* start Data for processing *

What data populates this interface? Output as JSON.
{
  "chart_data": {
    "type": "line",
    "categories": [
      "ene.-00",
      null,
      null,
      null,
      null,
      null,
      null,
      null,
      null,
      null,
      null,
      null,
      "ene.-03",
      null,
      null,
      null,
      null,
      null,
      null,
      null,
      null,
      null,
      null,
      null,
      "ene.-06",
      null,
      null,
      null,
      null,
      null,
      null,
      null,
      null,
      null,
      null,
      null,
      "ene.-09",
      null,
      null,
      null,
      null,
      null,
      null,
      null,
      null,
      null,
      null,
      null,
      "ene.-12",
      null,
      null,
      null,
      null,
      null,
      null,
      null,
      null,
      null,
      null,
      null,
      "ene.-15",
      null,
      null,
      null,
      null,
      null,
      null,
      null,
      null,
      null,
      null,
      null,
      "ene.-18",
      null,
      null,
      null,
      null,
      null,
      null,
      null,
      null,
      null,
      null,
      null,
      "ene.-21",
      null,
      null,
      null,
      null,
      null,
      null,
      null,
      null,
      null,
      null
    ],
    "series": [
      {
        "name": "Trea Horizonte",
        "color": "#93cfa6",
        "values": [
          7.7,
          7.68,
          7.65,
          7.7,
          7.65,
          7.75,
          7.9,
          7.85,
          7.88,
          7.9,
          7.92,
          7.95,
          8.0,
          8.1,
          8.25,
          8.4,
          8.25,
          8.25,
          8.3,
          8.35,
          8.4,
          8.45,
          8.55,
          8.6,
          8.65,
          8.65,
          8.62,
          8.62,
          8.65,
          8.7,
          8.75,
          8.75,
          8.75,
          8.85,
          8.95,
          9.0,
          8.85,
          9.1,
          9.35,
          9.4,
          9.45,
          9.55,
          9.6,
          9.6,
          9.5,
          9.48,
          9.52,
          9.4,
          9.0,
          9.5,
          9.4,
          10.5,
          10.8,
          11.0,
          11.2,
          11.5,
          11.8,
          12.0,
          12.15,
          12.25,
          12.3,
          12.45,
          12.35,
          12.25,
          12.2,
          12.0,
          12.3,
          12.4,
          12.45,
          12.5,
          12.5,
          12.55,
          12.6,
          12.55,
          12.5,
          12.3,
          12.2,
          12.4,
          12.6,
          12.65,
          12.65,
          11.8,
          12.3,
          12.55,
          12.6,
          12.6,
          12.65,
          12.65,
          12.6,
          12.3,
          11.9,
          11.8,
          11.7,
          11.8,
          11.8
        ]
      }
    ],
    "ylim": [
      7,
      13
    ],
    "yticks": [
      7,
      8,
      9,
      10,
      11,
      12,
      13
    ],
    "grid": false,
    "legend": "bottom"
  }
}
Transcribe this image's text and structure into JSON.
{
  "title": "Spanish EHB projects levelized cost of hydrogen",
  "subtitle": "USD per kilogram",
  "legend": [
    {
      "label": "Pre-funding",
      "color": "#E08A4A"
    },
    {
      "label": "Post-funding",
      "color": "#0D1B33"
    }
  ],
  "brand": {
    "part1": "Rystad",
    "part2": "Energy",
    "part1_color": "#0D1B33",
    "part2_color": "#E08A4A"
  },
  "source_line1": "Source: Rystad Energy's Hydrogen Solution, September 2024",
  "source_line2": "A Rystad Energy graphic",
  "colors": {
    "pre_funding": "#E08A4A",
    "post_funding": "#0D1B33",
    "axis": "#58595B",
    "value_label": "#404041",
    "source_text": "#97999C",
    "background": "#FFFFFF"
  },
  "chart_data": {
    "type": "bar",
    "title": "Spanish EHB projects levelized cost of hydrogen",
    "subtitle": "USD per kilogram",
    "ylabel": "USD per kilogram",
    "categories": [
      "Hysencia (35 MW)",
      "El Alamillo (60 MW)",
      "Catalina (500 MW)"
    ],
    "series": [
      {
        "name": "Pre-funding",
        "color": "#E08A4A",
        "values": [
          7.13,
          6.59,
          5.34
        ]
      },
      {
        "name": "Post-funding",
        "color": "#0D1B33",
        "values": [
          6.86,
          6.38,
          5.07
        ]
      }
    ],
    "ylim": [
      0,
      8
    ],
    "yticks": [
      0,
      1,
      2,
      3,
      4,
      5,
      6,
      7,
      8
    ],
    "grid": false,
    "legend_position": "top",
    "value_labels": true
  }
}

* end Data for processing *
* start Data for processing *

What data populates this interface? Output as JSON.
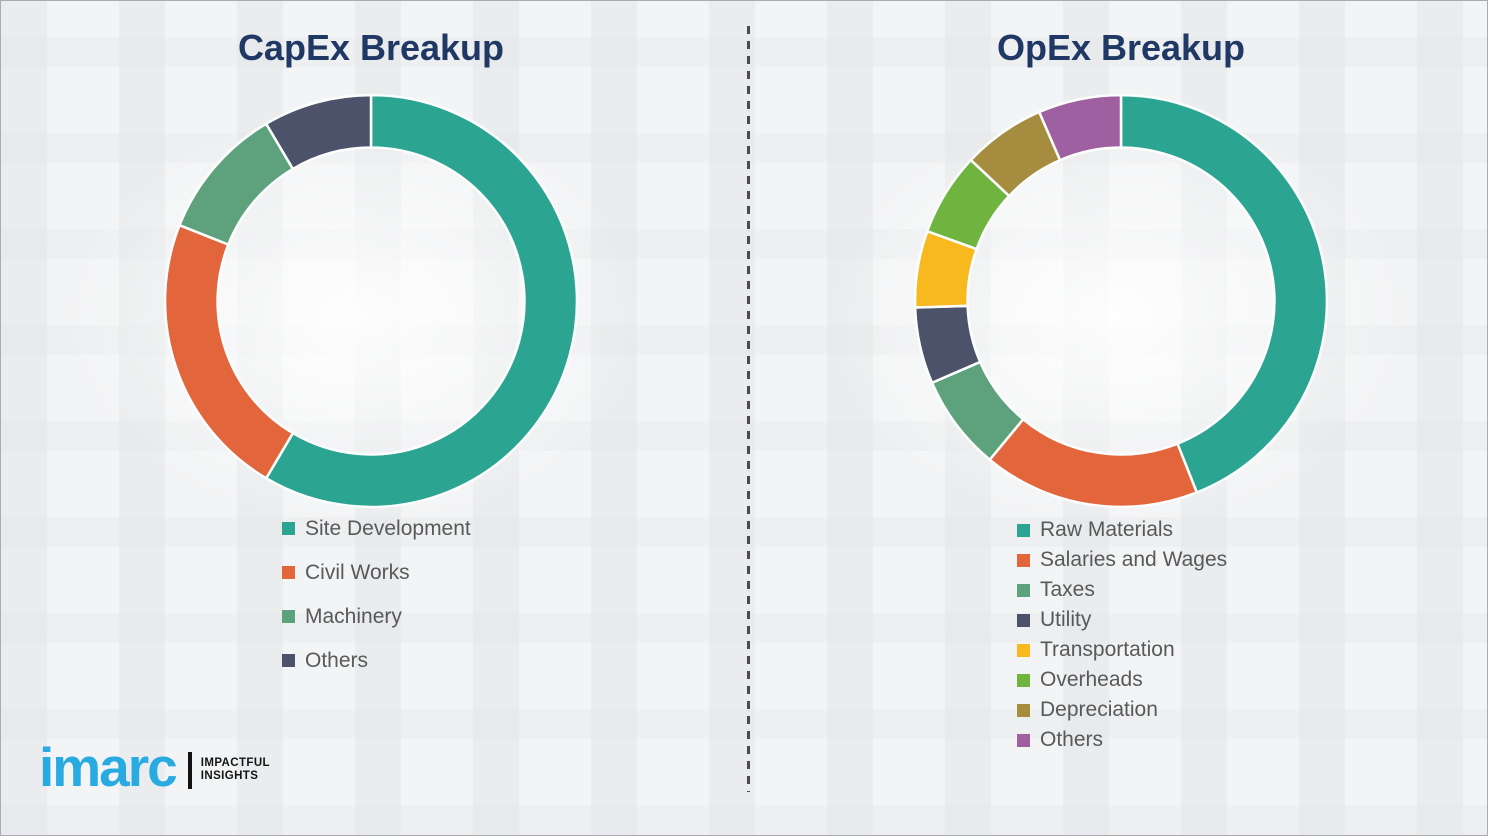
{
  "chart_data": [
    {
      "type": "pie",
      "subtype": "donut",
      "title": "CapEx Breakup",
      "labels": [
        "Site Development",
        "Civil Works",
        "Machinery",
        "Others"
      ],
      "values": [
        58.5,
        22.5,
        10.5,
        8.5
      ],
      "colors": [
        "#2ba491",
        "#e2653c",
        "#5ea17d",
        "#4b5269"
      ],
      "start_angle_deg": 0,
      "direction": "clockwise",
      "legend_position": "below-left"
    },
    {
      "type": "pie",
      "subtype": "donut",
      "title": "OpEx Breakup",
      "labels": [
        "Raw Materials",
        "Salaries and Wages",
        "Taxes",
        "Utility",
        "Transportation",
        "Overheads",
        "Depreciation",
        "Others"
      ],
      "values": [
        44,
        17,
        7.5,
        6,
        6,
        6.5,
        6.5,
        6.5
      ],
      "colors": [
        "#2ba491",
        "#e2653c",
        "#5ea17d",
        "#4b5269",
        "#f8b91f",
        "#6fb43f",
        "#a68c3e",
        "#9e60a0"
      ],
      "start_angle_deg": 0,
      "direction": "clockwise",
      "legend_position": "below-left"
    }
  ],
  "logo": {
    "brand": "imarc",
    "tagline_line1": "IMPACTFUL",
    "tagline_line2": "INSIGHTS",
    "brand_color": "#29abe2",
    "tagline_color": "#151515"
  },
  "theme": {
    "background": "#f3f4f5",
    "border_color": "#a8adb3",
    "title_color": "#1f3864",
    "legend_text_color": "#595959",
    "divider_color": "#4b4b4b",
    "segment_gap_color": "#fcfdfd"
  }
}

* end Data for processing *

[What you will do] Find how many lines hold the string "Rystad", and state that number alone.

[Response for this exercise] 3